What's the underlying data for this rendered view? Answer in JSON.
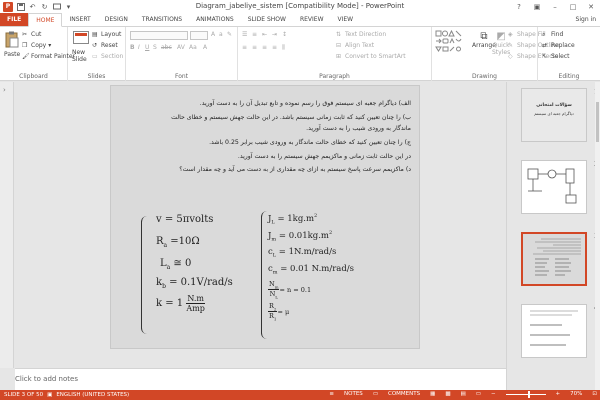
{
  "window": {
    "title": "Diagram_jabeliye_sistem [Compatibility Mode] - PowerPoint",
    "minimize": "–",
    "maximize": "□",
    "close": "✕",
    "help": "?",
    "restore": "▣"
  },
  "tabs": [
    "FILE",
    "HOME",
    "INSERT",
    "DESIGN",
    "TRANSITIONS",
    "ANIMATIONS",
    "SLIDE SHOW",
    "REVIEW",
    "VIEW"
  ],
  "signin": "Sign in",
  "ribbon": {
    "clipboard": {
      "label": "Clipboard",
      "paste": "Paste",
      "cut": "Cut",
      "copy": "Copy",
      "format_painter": "Format Painter"
    },
    "slides": {
      "label": "Slides",
      "new_slide": "New",
      "new_slide2": "Slide",
      "layout": "Layout",
      "reset": "Reset",
      "section": "Section"
    },
    "font": {
      "label": "Font"
    },
    "paragraph": {
      "label": "Paragraph",
      "text_direction": "Text Direction",
      "align_text": "Align Text",
      "convert_smartart": "Convert to SmartArt"
    },
    "drawing": {
      "label": "Drawing",
      "arrange": "Arrange",
      "quick_styles": "Quick",
      "quick_styles2": "Styles",
      "shape_fill": "Shape Fill",
      "shape_outline": "Shape Outline",
      "shape_effects": "Shape Effects"
    },
    "editing": {
      "label": "Editing",
      "find": "Find",
      "replace": "Replace",
      "select": "Select"
    }
  },
  "slide": {
    "lines": [
      "الف) دیاگرام جعبه ای سیستم فوق را رسم نموده و تابع تبدیل آن را به دست آورید.",
      "ب) را چنان تعیین کنید که ثابت زمانی سیستم باشد. در این حالت جهش سیستم و خطای حالت",
      "ماندگار به ورودی شیب را به دست آورید.",
      "ج) را چنان تعیین کنید که خطای حالت ماندگار به ورودی شیب برابر 0.25 باشد.",
      "در این حالت ثابت زمانی و ماکزیمم جهش سیستم را به دست آورید.",
      "د) ماکزیمم سرعت پاسخ سیستم به ازای چه مقداری از به دست می آید و چه مقدار است؟"
    ],
    "left_eqs": {
      "v": "v = 5πvolts",
      "ra": "R",
      "ra_sub": "a",
      "ra_rest": " =10Ω",
      "la": "L",
      "la_sub": "a",
      "la_rest": " ≅ 0",
      "kb": "k",
      "kb_sub": "b",
      "kb_rest": " = 0.1V/rad/s",
      "k_lhs": "k = 1",
      "k_num": "N.m",
      "k_den": "Amp"
    },
    "right_eqs": {
      "jl": "J",
      "jl_sub": "L",
      "jl_rest": " = 1kg.m",
      "jl_sup": "2",
      "jm": "J",
      "jm_sub": "m",
      "jm_rest": " = 0.01kg.m",
      "jm_sup": "2",
      "cl": "c",
      "cl_sub": "L",
      "cl_rest": " = 1N.m/rad/s",
      "cm": "c",
      "cm_sub": "m",
      "cm_rest": " = 0.01 N.m/rad/s",
      "n_num": "N",
      "n_num_sub": "m",
      "n_den": "N",
      "n_den_sub": "L",
      "n_rest": " = n = 0.1",
      "r_num": "R",
      "r_num_sub": "2",
      "r_den": "R",
      "r_den_sub": "1",
      "r_rest": " = μ"
    }
  },
  "notes_placeholder": "Click to add notes",
  "thumbnails": [
    {
      "num": "1",
      "title": "سؤالات امتحانی",
      "subtitle": "دیاگرام جعبه ای سیستم"
    },
    {
      "num": "2",
      "star": "★"
    },
    {
      "num": "3",
      "star": "★"
    },
    {
      "num": "4",
      "star": "★"
    }
  ],
  "status": {
    "slide_of": "SLIDE 3 OF 50",
    "language": "ENGLISH (UNITED STATES)",
    "notes": "NOTES",
    "comments": "COMMENTS",
    "zoom": "70%"
  }
}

_ _ _ _ _ _ _

STATED TASK - Search the lines for the string "زمانی" and copy every line that has it.

WRITTEN RESPONSE -
      "ب) را چنان تعیین کنید که ثابت زمانی سیستم باشد. در این حالت جهش سیستم و خطای حالت",
      "در این حالت ثابت زمانی و ماکزیمم جهش سیستم را به دست آورید.",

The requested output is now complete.